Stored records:
****************

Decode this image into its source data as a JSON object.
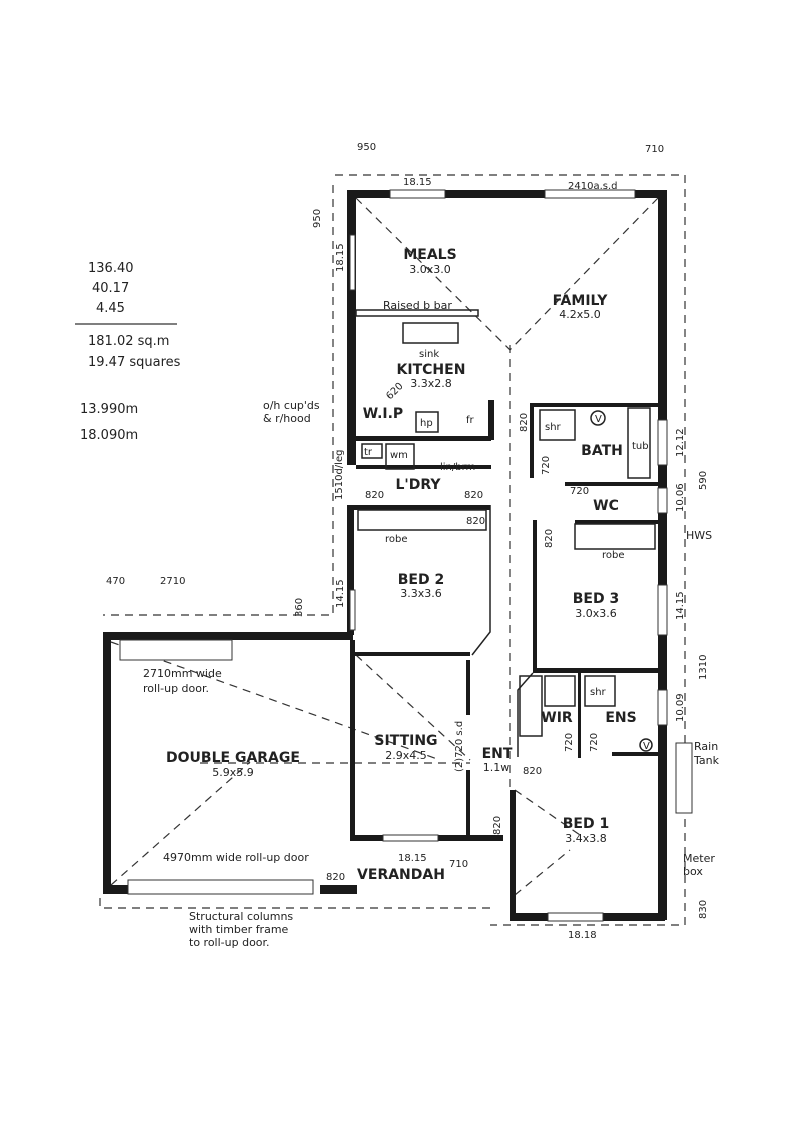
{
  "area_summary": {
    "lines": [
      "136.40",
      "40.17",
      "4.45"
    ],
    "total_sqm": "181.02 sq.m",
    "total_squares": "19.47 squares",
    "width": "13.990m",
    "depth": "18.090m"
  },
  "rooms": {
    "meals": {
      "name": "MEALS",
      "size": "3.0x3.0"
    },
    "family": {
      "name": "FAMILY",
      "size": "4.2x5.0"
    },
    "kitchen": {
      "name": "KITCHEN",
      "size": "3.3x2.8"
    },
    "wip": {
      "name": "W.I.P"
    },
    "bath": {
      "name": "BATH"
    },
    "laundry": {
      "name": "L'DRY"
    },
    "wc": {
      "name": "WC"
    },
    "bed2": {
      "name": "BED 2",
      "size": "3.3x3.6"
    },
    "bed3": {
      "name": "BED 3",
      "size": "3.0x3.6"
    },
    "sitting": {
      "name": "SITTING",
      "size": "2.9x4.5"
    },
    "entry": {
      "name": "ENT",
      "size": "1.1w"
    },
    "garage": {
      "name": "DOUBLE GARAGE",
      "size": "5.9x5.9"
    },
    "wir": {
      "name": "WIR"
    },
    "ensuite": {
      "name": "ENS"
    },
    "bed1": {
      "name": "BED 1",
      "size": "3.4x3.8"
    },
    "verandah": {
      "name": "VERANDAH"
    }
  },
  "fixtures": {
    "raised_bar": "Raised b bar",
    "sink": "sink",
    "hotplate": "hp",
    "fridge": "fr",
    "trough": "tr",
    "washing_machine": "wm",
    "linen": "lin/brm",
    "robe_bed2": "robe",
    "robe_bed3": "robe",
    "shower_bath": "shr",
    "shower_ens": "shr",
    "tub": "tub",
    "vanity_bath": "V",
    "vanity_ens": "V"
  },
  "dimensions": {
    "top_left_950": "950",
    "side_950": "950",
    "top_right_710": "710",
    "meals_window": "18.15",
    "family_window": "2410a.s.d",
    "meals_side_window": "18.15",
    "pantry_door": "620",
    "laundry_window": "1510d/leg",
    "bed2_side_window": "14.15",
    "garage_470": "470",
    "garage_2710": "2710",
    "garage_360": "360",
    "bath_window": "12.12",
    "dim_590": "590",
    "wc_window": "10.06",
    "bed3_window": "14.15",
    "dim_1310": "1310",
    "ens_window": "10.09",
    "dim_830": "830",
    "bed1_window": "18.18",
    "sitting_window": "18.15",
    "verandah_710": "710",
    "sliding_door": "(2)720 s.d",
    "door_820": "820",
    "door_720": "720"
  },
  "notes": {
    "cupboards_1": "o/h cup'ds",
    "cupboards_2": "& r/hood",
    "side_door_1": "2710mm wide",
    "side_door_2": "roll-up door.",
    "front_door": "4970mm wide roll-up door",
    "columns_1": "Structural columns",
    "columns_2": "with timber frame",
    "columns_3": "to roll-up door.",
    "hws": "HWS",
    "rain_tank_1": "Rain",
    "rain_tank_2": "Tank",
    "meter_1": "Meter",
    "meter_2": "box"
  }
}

****************

THE REQUEST | Quote the entries above word for word. Leave the images out.

RESPONSE TO THIS EXERCISE |
Decode this image into its source data as a JSON object.
{
  "area_summary": {
    "lines": [
      "136.40",
      "40.17",
      "4.45"
    ],
    "total_sqm": "181.02 sq.m",
    "total_squares": "19.47 squares",
    "width": "13.990m",
    "depth": "18.090m"
  },
  "rooms": {
    "meals": {
      "name": "MEALS",
      "size": "3.0x3.0"
    },
    "family": {
      "name": "FAMILY",
      "size": "4.2x5.0"
    },
    "kitchen": {
      "name": "KITCHEN",
      "size": "3.3x2.8"
    },
    "wip": {
      "name": "W.I.P"
    },
    "bath": {
      "name": "BATH"
    },
    "laundry": {
      "name": "L'DRY"
    },
    "wc": {
      "name": "WC"
    },
    "bed2": {
      "name": "BED 2",
      "size": "3.3x3.6"
    },
    "bed3": {
      "name": "BED 3",
      "size": "3.0x3.6"
    },
    "sitting": {
      "name": "SITTING",
      "size": "2.9x4.5"
    },
    "entry": {
      "name": "ENT",
      "size": "1.1w"
    },
    "garage": {
      "name": "DOUBLE GARAGE",
      "size": "5.9x5.9"
    },
    "wir": {
      "name": "WIR"
    },
    "ensuite": {
      "name": "ENS"
    },
    "bed1": {
      "name": "BED 1",
      "size": "3.4x3.8"
    },
    "verandah": {
      "name": "VERANDAH"
    }
  },
  "fixtures": {
    "raised_bar": "Raised b bar",
    "sink": "sink",
    "hotplate": "hp",
    "fridge": "fr",
    "trough": "tr",
    "washing_machine": "wm",
    "linen": "lin/brm",
    "robe_bed2": "robe",
    "robe_bed3": "robe",
    "shower_bath": "shr",
    "shower_ens": "shr",
    "tub": "tub",
    "vanity_bath": "V",
    "vanity_ens": "V"
  },
  "dimensions": {
    "top_left_950": "950",
    "side_950": "950",
    "top_right_710": "710",
    "meals_window": "18.15",
    "family_window": "2410a.s.d",
    "meals_side_window": "18.15",
    "pantry_door": "620",
    "laundry_window": "1510d/leg",
    "bed2_side_window": "14.15",
    "garage_470": "470",
    "garage_2710": "2710",
    "garage_360": "360",
    "bath_window": "12.12",
    "dim_590": "590",
    "wc_window": "10.06",
    "bed3_window": "14.15",
    "dim_1310": "1310",
    "ens_window": "10.09",
    "dim_830": "830",
    "bed1_window": "18.18",
    "sitting_window": "18.15",
    "verandah_710": "710",
    "sliding_door": "(2)720 s.d",
    "door_820": "820",
    "door_720": "720"
  },
  "notes": {
    "cupboards_1": "o/h cup'ds",
    "cupboards_2": "& r/hood",
    "side_door_1": "2710mm wide",
    "side_door_2": "roll-up door.",
    "front_door": "4970mm wide roll-up door",
    "columns_1": "Structural columns",
    "columns_2": "with timber frame",
    "columns_3": "to roll-up door.",
    "hws": "HWS",
    "rain_tank_1": "Rain",
    "rain_tank_2": "Tank",
    "meter_1": "Meter",
    "meter_2": "box"
  }
}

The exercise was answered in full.